In [1]:
%load_ext autoreload
%autoreload 2

import numpy as np
import torch
from torch.utils.data import DataLoader
import torchvision
import torch.nn as nn
import torch.optim as optim
import matplotlib.pyplot as plt
import torch.nn.functional as F


device = torch.device("cuda" if torch.cuda.is_available() else "cpu")
print(device)

cpu


In [17]:
from torchvision import datasets, transforms
batch_size = 128

# Data loading
transform = transforms.Compose([transforms.ToTensor()])
train_dataset = datasets.FashionMNIST(root='data', train=True, download=True, transform=transform)
test_dataset = datasets.FashionMNIST(root='data', train=False, transform=transform, download=True)

train_loader = torch.utils.data.DataLoader(dataset=train_dataset, batch_size=batch_size, shuffle=True)
test_loader = torch.utils.data.DataLoader(dataset=test_dataset, batch_size=batch_size, shuffle=False)

In [18]:
# Checking the dataset
for images, labels in train_loader:  
    print('Image batch dimensions:', images.shape)
    print('Image label dimensions:', labels.shape)
    break

Image batch dimensions: torch.Size([128, 1, 28, 28])
Image label dimensions: torch.Size([128])


In [20]:
import torch
import torch.nn as nn
import torch.nn.functional as F


class CVAE(nn.Module):
    def __init__(self, input_dim, latent_dim=10, num_classes=10, image_channels=1):
        super(CVAE, self).__init__()

- _Énoncé 1_
Modifiez le listing : réécrivez tout ce qui va de la ligne contenant « Bar [306, 0, 326, 5] » jusqu'à celle contenant « Text: Reset: Reset [867, 454, 891, 483] », en remplaçant « Bar » par « Barre » et sans rien changer d'autre, s'il vous plaît.

Données des limites de régions:
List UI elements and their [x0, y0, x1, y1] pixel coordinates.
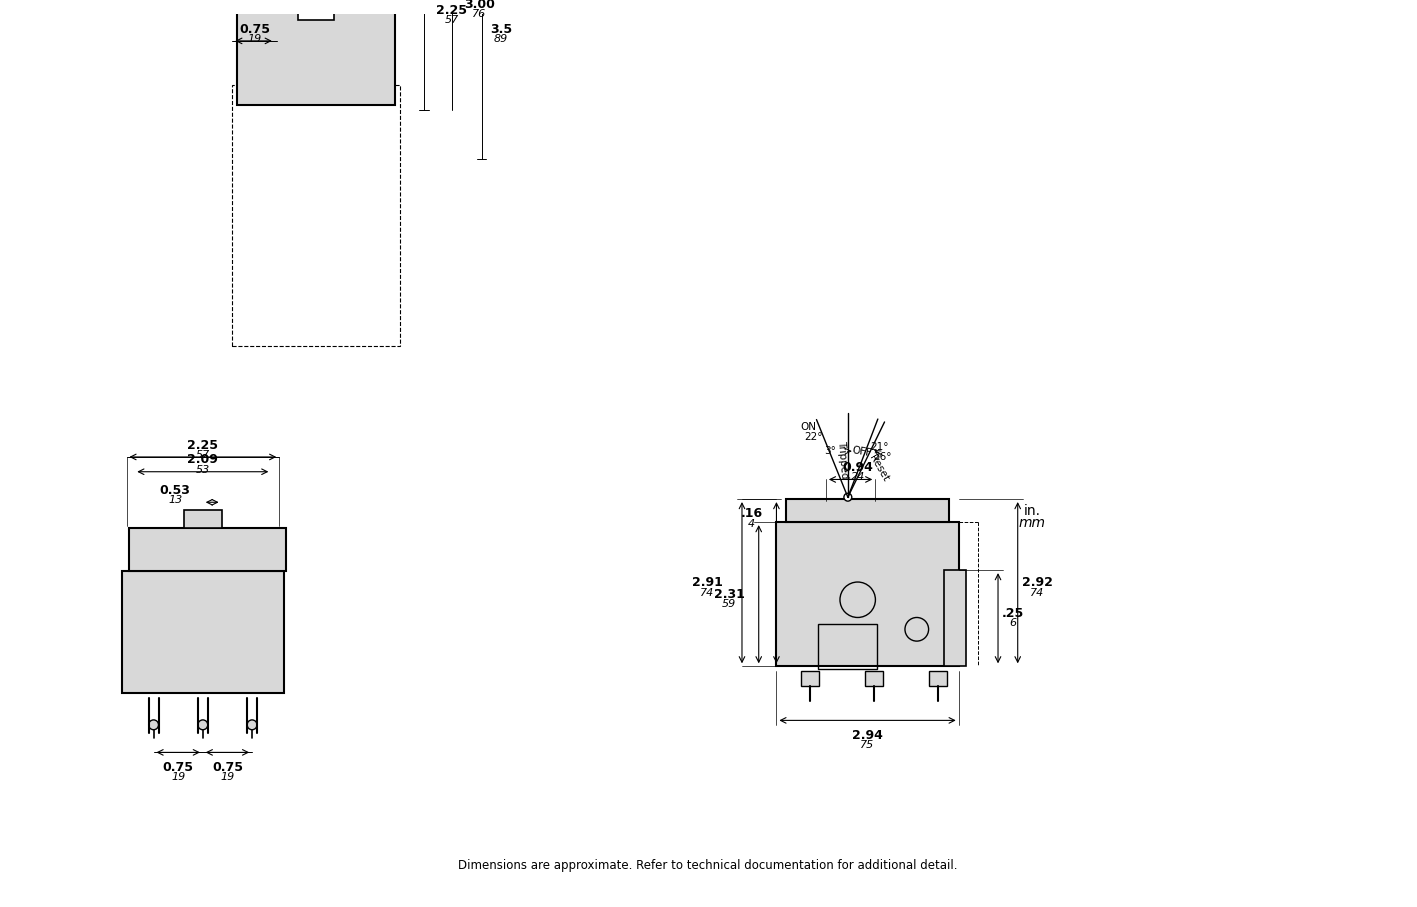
Bar [306, 0, 326, 5]
Bar [786, 499, 949, 522]
Text: 75: 75 [860, 740, 874, 750]
Text: 74: 74 [1030, 588, 1044, 598]
Text: 57: 57 [445, 15, 459, 25]
Text: OFF: OFF [852, 444, 873, 458]
Text: .25: .25 [1002, 607, 1024, 619]
Text: 53: 53 [196, 464, 210, 474]
Bar [122, 571, 283, 693]
Bar [129, 528, 286, 571]
Text: 2.25: 2.25 [187, 439, 218, 452]
Text: Reset: Reset [867, 454, 891, 483]
Text: 2.09: 2.09 [187, 454, 218, 466]
Bar [801, 671, 819, 686]
Text: 24: 24 [850, 473, 864, 483]
Text: 13: 13 [169, 495, 183, 505]
Bar [232, 85, 400, 346]
Text: 19: 19 [220, 772, 235, 782]
Bar [299, 0, 334, 20]
Text: 2.92: 2.92 [1022, 576, 1053, 590]
Circle shape [149, 720, 159, 730]
Text: 0.94: 0.94 [842, 461, 873, 474]
Text: 0.75: 0.75 [213, 761, 242, 774]
Bar [237, 0, 395, 105]
Circle shape [845, 493, 852, 502]
Text: in.: in. [1024, 504, 1041, 518]
Text: 4: 4 [748, 519, 755, 529]
Text: 3.00: 3.00 [465, 0, 495, 11]
Text: 2.25: 2.25 [436, 4, 468, 17]
Text: 59: 59 [723, 599, 737, 610]
Text: 74: 74 [700, 588, 714, 598]
Text: 19: 19 [171, 772, 186, 782]
Text: Dimensions are approximate. Refer to technical documentation for additional deta: Dimensions are approximate. Refer to tec… [458, 859, 958, 873]
Text: 76: 76 [472, 9, 486, 19]
Circle shape [198, 720, 208, 730]
Text: 57: 57 [196, 450, 210, 460]
Text: 3.5: 3.5 [490, 23, 513, 35]
Bar [777, 522, 959, 667]
Bar [818, 624, 877, 668]
Text: 0.75: 0.75 [239, 23, 271, 35]
Text: 0.53: 0.53 [160, 484, 191, 497]
Bar [184, 510, 221, 528]
Text: 19: 19 [248, 34, 262, 44]
Text: 2.94: 2.94 [852, 728, 883, 742]
Text: .16: .16 [741, 507, 762, 521]
Text: 0.75: 0.75 [163, 761, 194, 774]
Text: 26°: 26° [873, 452, 891, 462]
Text: mm: mm [1019, 516, 1046, 530]
Text: 2.91: 2.91 [691, 576, 723, 590]
Text: 2.31: 2.31 [714, 588, 744, 600]
Text: Tripped: Tripped [836, 440, 850, 479]
Text: 6: 6 [1009, 619, 1016, 629]
Circle shape [247, 720, 256, 730]
Bar [864, 671, 883, 686]
Bar [930, 671, 947, 686]
Text: 89: 89 [495, 34, 509, 44]
Text: ON: ON [801, 423, 816, 433]
Text: 22°: 22° [803, 432, 823, 442]
Text: 3°: 3° [825, 446, 836, 456]
Bar [944, 571, 966, 667]
Text: 21°: 21° [870, 442, 888, 452]
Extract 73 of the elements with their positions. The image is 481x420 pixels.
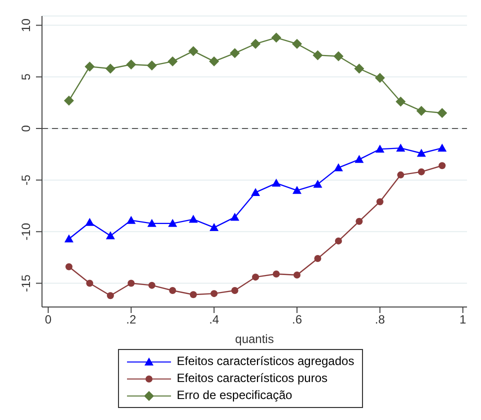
- point: [438, 144, 447, 152]
- x-tick-label: .6: [292, 312, 302, 327]
- point: [252, 274, 260, 281]
- point: [146, 60, 157, 71]
- point: [312, 50, 323, 60]
- point: [188, 214, 198, 223]
- point: [188, 46, 198, 56]
- point: [313, 180, 322, 188]
- point: [64, 234, 74, 242]
- point: [231, 286, 238, 294]
- point: [334, 163, 343, 172]
- point: [437, 108, 448, 118]
- point: [230, 212, 240, 221]
- point: [416, 148, 426, 157]
- legend-label: Erro de especificação: [176, 387, 292, 404]
- point: [169, 286, 176, 294]
- point: [168, 56, 178, 66]
- point: [210, 223, 219, 232]
- y-tick-label: 0: [19, 124, 33, 132]
- point: [397, 171, 404, 178]
- point: [272, 270, 280, 278]
- point: [190, 291, 197, 298]
- point: [209, 56, 220, 66]
- point: [334, 237, 342, 244]
- point: [314, 255, 322, 262]
- point: [333, 51, 344, 62]
- x-tick-label: .8: [374, 312, 386, 327]
- point: [396, 96, 406, 107]
- point: [126, 60, 136, 70]
- x-tick-label: 0: [44, 312, 52, 327]
- point: [84, 62, 95, 72]
- legend-label: Efeitos característicos puros: [176, 370, 328, 387]
- point: [251, 188, 260, 196]
- point: [376, 198, 384, 206]
- point: [168, 218, 178, 227]
- x-axis-title: quantis: [235, 332, 274, 346]
- point: [210, 290, 218, 298]
- point: [294, 272, 300, 279]
- point: [292, 186, 302, 194]
- point: [105, 64, 116, 74]
- point: [272, 178, 281, 187]
- point: [230, 48, 240, 58]
- point: [292, 38, 302, 49]
- y-tick-label: -10: [19, 222, 33, 240]
- point: [418, 168, 425, 176]
- point: [106, 292, 114, 300]
- point: [354, 154, 364, 163]
- x-tick-label: .4: [209, 312, 220, 327]
- point: [250, 38, 261, 49]
- point: [126, 216, 136, 224]
- point: [148, 282, 156, 289]
- point: [106, 231, 115, 240]
- y-tick-label: 5: [19, 73, 33, 80]
- point: [147, 218, 156, 227]
- point: [356, 218, 363, 225]
- point: [128, 280, 135, 287]
- x-tick-label: .2: [126, 312, 136, 327]
- point: [375, 144, 384, 153]
- y-tick-label: -5: [19, 174, 33, 186]
- point: [85, 218, 94, 226]
- x-tick-label: 1: [460, 312, 467, 327]
- point: [438, 162, 446, 170]
- point: [354, 64, 364, 74]
- y-tick-label: 10: [19, 18, 33, 32]
- point: [65, 263, 72, 270]
- point: [64, 96, 74, 106]
- legend-label: Efeitos característicos agregados: [176, 353, 354, 370]
- y-tick-label: -15: [19, 274, 33, 292]
- point: [86, 280, 94, 287]
- point: [416, 106, 426, 116]
- point: [271, 32, 282, 43]
- point: [396, 144, 406, 152]
- point: [374, 72, 385, 83]
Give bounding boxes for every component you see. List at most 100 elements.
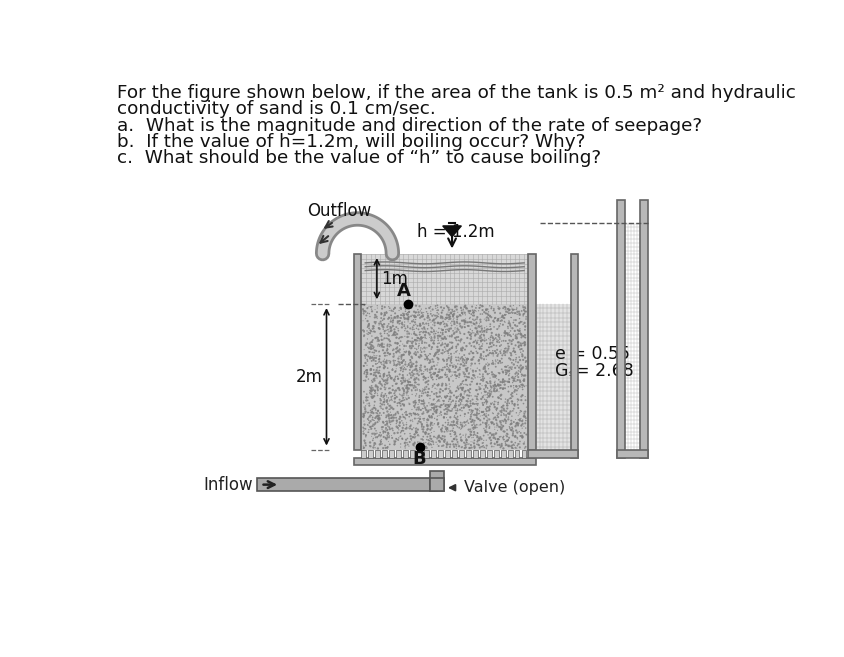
Point: [487, 370, 500, 380]
Point: [446, 417, 460, 428]
Point: [467, 310, 480, 321]
Point: [363, 328, 376, 338]
Point: [356, 409, 370, 419]
Point: [382, 404, 396, 415]
Point: [387, 303, 401, 313]
Point: [400, 383, 414, 394]
Point: [480, 388, 494, 398]
Point: [449, 441, 463, 451]
Point: [365, 393, 378, 403]
Point: [466, 405, 479, 416]
Point: [464, 376, 478, 387]
Point: [458, 420, 472, 430]
Point: [414, 422, 428, 432]
Point: [474, 341, 488, 351]
Point: [456, 393, 469, 403]
Point: [497, 344, 511, 354]
Point: [387, 302, 401, 313]
Point: [500, 395, 514, 405]
Point: [461, 363, 474, 373]
Point: [450, 405, 463, 416]
Point: [448, 401, 462, 411]
Point: [450, 332, 463, 342]
Point: [451, 359, 464, 369]
Point: [367, 317, 381, 327]
Point: [447, 306, 461, 317]
Point: [408, 397, 422, 408]
Point: [484, 328, 498, 338]
Point: [449, 400, 463, 411]
Bar: [424, 450, 428, 458]
Point: [499, 306, 512, 317]
Point: [419, 420, 433, 431]
Point: [496, 416, 510, 426]
Point: [503, 353, 517, 364]
Point: [435, 434, 448, 444]
Point: [430, 330, 444, 341]
Point: [392, 397, 406, 408]
Point: [476, 440, 490, 451]
Point: [464, 346, 478, 357]
Point: [425, 335, 438, 346]
Point: [445, 436, 458, 447]
Point: [479, 304, 492, 315]
Point: [457, 403, 470, 413]
Point: [441, 350, 455, 361]
Point: [381, 344, 394, 355]
Point: [449, 373, 463, 384]
Point: [494, 390, 507, 400]
Point: [453, 335, 467, 346]
Point: [357, 442, 371, 453]
Point: [441, 302, 454, 313]
Point: [482, 390, 495, 400]
Point: [430, 392, 443, 402]
Point: [497, 426, 511, 437]
Point: [440, 324, 453, 334]
Point: [468, 306, 482, 317]
Point: [505, 443, 518, 453]
Point: [472, 358, 485, 369]
Point: [473, 372, 486, 382]
Point: [445, 306, 458, 317]
Point: [471, 306, 484, 316]
Point: [454, 396, 468, 407]
Point: [424, 370, 437, 380]
Point: [426, 315, 440, 325]
Point: [417, 342, 430, 353]
Point: [409, 365, 423, 375]
Point: [469, 407, 483, 417]
Point: [405, 324, 419, 334]
Point: [479, 334, 493, 345]
Point: [408, 408, 421, 419]
Point: [518, 321, 532, 332]
Point: [495, 384, 509, 394]
Point: [501, 308, 515, 319]
Point: [365, 353, 378, 363]
Point: [494, 424, 507, 435]
Point: [510, 321, 523, 331]
Point: [443, 420, 457, 430]
Point: [505, 373, 518, 383]
Point: [445, 426, 458, 436]
Point: [392, 348, 406, 358]
Point: [473, 419, 487, 430]
Point: [405, 338, 419, 348]
Point: [446, 328, 460, 339]
Point: [482, 434, 495, 444]
Point: [517, 370, 531, 380]
Point: [413, 364, 426, 374]
Point: [416, 399, 430, 409]
Point: [396, 426, 409, 436]
Point: [374, 384, 387, 394]
FancyBboxPatch shape: [257, 478, 436, 491]
Point: [403, 357, 416, 368]
Point: [388, 327, 402, 338]
Point: [431, 327, 445, 338]
Point: [463, 361, 477, 371]
Point: [515, 390, 528, 401]
Point: [486, 335, 500, 346]
Point: [400, 310, 414, 321]
Point: [373, 376, 387, 387]
Point: [468, 420, 481, 431]
Point: [513, 328, 527, 338]
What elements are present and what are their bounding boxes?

- _Énoncé 2_
Affichez à nouveau l'intégralité du notebook PyTorch sur Fashion-MNIST, sans la moindre modification.

- _Réponse attendue 1_
Barre [306, 0, 326, 5]
Barre [786, 499, 949, 522]
Text: 75: 75 [860, 740, 874, 750]
Text: 74: 74 [1030, 588, 1044, 598]
Text: 57: 57 [445, 15, 459, 25]
Text: OFF: OFF [852, 444, 873, 458]
Text: .25: .25 [1002, 607, 1024, 619]
Text: 53: 53 [196, 464, 210, 474]
Barre [122, 571, 283, 693]
Barre [129, 528, 286, 571]
Text: 2.25: 2.25 [187, 439, 218, 452]
Text: Reset: Reset [867, 454, 891, 483]

- _Réponse attendue 2_
In [1]:
%load_ext autoreload
%autoreload 2

import numpy as np
import torch
from torch.utils.data import DataLoader
import torchvision
import torch.nn as nn
import torch.optim as optim
import matplotlib.pyplot as plt
import torch.nn.functional as F


device = torch.device("cuda" if torch.cuda.is_available() else "cpu")
print(device)

cpu


In [17]:
from torchvision import datasets, transforms
batch_size = 128

# Data loading
transform = transforms.Compose([transforms.ToTensor()])
train_dataset = datasets.FashionMNIST(root='data', train=True, download=True, transform=transform)
test_dataset = datasets.FashionMNIST(root='data', train=False, transform=transform, download=True)

train_loader = torch.utils.data.DataLoader(dataset=train_dataset, batch_size=batch_size, shuffle=True)
test_loader = torch.utils.data.DataLoader(dataset=test_dataset, batch_size=batch_size, shuffle=False)

In [18]:
# Checking the dataset
for images, labels in train_loader:  
    print('Image batch dimensions:', images.shape)
    print('Image label dimensions:', labels.shape)
    break

Image batch dimensions: torch.Size([128, 1, 28, 28])
Image label dimensions: torch.Size([128])


In [20]:
import torch
import torch.nn as nn
import torch.nn.functional as F


class CVAE(nn.Module):
    def __init__(self, input_dim, latent_dim=10, num_classes=10, image_channels=1):
        super(CVAE, self).__init__()